■ STATED PROBLEM
Extract all of the entries and set them down verbatim.

■ RECORDS FOR THIS TASK

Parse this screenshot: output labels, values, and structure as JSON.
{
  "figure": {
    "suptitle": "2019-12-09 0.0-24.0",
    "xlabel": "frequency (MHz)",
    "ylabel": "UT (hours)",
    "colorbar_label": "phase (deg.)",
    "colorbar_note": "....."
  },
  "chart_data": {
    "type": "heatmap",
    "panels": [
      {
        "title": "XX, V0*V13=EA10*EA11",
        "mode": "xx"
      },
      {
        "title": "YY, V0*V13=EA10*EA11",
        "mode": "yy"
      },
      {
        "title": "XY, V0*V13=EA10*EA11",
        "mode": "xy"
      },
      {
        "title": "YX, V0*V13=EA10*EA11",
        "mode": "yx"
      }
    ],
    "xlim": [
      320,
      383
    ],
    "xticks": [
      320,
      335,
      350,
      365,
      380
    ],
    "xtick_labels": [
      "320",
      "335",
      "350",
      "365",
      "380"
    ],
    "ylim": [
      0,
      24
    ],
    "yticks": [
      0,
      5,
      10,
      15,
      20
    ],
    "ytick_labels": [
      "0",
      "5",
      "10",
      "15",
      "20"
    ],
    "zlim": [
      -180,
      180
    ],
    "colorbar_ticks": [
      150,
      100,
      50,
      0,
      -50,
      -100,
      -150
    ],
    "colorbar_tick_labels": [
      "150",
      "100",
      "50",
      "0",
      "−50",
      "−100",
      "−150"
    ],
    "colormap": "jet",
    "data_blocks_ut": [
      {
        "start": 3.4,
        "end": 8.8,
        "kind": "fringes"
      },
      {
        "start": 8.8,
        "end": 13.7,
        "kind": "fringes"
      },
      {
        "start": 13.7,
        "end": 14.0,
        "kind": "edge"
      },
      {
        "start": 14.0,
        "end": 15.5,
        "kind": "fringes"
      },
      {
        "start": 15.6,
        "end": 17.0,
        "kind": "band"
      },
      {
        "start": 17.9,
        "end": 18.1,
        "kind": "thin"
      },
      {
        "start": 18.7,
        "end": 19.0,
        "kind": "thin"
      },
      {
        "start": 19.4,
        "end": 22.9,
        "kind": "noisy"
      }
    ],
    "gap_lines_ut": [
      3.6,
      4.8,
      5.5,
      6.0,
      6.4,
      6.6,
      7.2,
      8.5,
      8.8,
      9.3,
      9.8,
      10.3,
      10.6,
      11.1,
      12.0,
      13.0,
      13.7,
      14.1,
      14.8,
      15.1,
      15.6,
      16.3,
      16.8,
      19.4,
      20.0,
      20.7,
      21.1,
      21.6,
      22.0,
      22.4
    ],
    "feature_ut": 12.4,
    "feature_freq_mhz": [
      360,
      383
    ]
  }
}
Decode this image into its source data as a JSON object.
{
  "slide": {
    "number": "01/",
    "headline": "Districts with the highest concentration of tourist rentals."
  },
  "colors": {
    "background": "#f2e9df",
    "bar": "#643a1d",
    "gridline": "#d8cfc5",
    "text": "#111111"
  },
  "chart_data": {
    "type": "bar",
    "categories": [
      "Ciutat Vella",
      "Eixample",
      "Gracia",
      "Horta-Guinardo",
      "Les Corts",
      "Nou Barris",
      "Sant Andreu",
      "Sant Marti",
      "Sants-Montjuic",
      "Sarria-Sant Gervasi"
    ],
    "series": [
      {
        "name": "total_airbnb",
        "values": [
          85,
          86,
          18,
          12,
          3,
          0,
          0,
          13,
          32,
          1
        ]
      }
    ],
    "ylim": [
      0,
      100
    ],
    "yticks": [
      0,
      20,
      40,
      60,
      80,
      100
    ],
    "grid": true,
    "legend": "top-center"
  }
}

■ PROBLEM SOLUTION
Parse this screenshot: output labels, values, and structure as JSON.
{
  "figure": {
    "suptitle": "2019-12-09 0.0-24.0",
    "xlabel": "frequency (MHz)",
    "ylabel": "UT (hours)",
    "colorbar_label": "phase (deg.)",
    "colorbar_note": "....."
  },
  "chart_data": {
    "type": "heatmap",
    "panels": [
      {
        "title": "XX, V0*V13=EA10*EA11",
        "mode": "xx"
      },
      {
        "title": "YY, V0*V13=EA10*EA11",
        "mode": "yy"
      },
      {
        "title": "XY, V0*V13=EA10*EA11",
        "mode": "xy"
      },
      {
        "title": "YX, V0*V13=EA10*EA11",
        "mode": "yx"
      }
    ],
    "xlim": [
      320,
      383
    ],
    "xticks": [
      320,
      335,
      350,
      365,
      380
    ],
    "xtick_labels": [
      "320",
      "335",
      "350",
      "365",
      "380"
    ],
    "ylim": [
      0,
      24
    ],
    "yticks": [
      0,
      5,
      10,
      15,
      20
    ],
    "ytick_labels": [
      "0",
      "5",
      "10",
      "15",
      "20"
    ],
    "zlim": [
      -180,
      180
    ],
    "colorbar_ticks": [
      150,
      100,
      50,
      0,
      -50,
      -100,
      -150
    ],
    "colorbar_tick_labels": [
      "150",
      "100",
      "50",
      "0",
      "−50",
      "−100",
      "−150"
    ],
    "colormap": "jet",
    "data_blocks_ut": [
      {
        "start": 3.4,
        "end": 8.8,
        "kind": "fringes"
      },
      {
        "start": 8.8,
        "end": 13.7,
        "kind": "fringes"
      },
      {
        "start": 13.7,
        "end": 14.0,
        "kind": "edge"
      },
      {
        "start": 14.0,
        "end": 15.5,
        "kind": "fringes"
      },
      {
        "start": 15.6,
        "end": 17.0,
        "kind": "band"
      },
      {
        "start": 17.9,
        "end": 18.1,
        "kind": "thin"
      },
      {
        "start": 18.7,
        "end": 19.0,
        "kind": "thin"
      },
      {
        "start": 19.4,
        "end": 22.9,
        "kind": "noisy"
      }
    ],
    "gap_lines_ut": [
      3.6,
      4.8,
      5.5,
      6.0,
      6.4,
      6.6,
      7.2,
      8.5,
      8.8,
      9.3,
      9.8,
      10.3,
      10.6,
      11.1,
      12.0,
      13.0,
      13.7,
      14.1,
      14.8,
      15.1,
      15.6,
      16.3,
      16.8,
      19.4,
      20.0,
      20.7,
      21.1,
      21.6,
      22.0,
      22.4
    ],
    "feature_ut": 12.4,
    "feature_freq_mhz": [
      360,
      383
    ]
  }
}
Decode this image into its source data as a JSON object.
{
  "slide": {
    "number": "01/",
    "headline": "Districts with the highest concentration of tourist rentals."
  },
  "colors": {
    "background": "#f2e9df",
    "bar": "#643a1d",
    "gridline": "#d8cfc5",
    "text": "#111111"
  },
  "chart_data": {
    "type": "bar",
    "categories": [
      "Ciutat Vella",
      "Eixample",
      "Gracia",
      "Horta-Guinardo",
      "Les Corts",
      "Nou Barris",
      "Sant Andreu",
      "Sant Marti",
      "Sants-Montjuic",
      "Sarria-Sant Gervasi"
    ],
    "series": [
      {
        "name": "total_airbnb",
        "values": [
          85,
          86,
          18,
          12,
          3,
          0,
          0,
          13,
          32,
          1
        ]
      }
    ],
    "ylim": [
      0,
      100
    ],
    "yticks": [
      0,
      20,
      40,
      60,
      80,
      100
    ],
    "grid": true,
    "legend": "top-center"
  }
}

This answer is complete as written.